> [Requirements]: Every line holding the string "Ranch" should be gathered.

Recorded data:
════════

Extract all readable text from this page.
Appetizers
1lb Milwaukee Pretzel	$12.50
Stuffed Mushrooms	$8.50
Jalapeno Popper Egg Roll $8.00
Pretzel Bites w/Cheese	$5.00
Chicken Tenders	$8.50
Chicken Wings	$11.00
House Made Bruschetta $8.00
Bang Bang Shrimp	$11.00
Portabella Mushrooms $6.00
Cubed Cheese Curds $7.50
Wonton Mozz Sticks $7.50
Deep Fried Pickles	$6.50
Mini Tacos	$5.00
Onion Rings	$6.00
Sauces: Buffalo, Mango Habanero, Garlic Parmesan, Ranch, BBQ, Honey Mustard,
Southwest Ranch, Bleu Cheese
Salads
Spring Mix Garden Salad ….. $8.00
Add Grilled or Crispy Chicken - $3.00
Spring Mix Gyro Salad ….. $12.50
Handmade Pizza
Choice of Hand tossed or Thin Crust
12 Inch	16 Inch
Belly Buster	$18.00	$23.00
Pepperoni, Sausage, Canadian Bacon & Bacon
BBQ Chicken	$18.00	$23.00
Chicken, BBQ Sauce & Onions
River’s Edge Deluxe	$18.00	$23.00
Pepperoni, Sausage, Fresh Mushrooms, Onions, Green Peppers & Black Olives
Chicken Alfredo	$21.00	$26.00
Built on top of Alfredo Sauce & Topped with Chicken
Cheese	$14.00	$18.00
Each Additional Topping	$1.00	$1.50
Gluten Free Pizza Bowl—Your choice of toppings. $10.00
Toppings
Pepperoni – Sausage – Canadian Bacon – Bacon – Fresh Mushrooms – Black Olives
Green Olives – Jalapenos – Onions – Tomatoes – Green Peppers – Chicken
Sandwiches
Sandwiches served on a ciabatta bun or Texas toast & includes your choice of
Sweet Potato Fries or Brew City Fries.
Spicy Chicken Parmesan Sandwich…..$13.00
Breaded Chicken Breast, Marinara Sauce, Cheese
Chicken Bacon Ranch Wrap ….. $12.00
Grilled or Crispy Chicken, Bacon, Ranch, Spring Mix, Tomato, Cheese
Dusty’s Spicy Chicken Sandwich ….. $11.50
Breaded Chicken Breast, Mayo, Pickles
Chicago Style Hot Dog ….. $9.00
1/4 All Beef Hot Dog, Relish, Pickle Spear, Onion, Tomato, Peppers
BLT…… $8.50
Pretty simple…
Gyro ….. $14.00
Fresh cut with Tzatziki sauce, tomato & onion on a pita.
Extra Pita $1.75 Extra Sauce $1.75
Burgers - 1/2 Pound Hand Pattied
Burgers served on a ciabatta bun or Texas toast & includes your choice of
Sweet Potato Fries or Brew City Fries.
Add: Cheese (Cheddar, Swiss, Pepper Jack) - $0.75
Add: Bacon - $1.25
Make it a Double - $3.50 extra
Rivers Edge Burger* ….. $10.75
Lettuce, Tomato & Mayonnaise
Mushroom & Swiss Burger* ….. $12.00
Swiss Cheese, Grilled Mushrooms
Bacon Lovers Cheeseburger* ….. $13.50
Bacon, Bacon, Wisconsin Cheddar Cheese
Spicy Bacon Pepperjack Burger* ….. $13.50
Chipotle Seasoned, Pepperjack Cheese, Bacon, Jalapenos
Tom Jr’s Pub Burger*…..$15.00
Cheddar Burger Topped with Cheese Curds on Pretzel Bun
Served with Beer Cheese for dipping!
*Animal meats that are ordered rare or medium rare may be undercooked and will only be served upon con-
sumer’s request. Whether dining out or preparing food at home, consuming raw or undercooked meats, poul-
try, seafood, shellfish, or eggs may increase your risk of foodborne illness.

════════

> [Output of the task]:
Sauces: Buffalo, Mango Habanero, Garlic Parmesan, Ranch, BBQ, Honey Mustard,
Southwest Ranch, Bleu Cheese
Chicken Bacon Ranch Wrap ….. $12.00
Grilled or Crispy Chicken, Bacon, Ranch, Spring Mix, Tomato, Cheese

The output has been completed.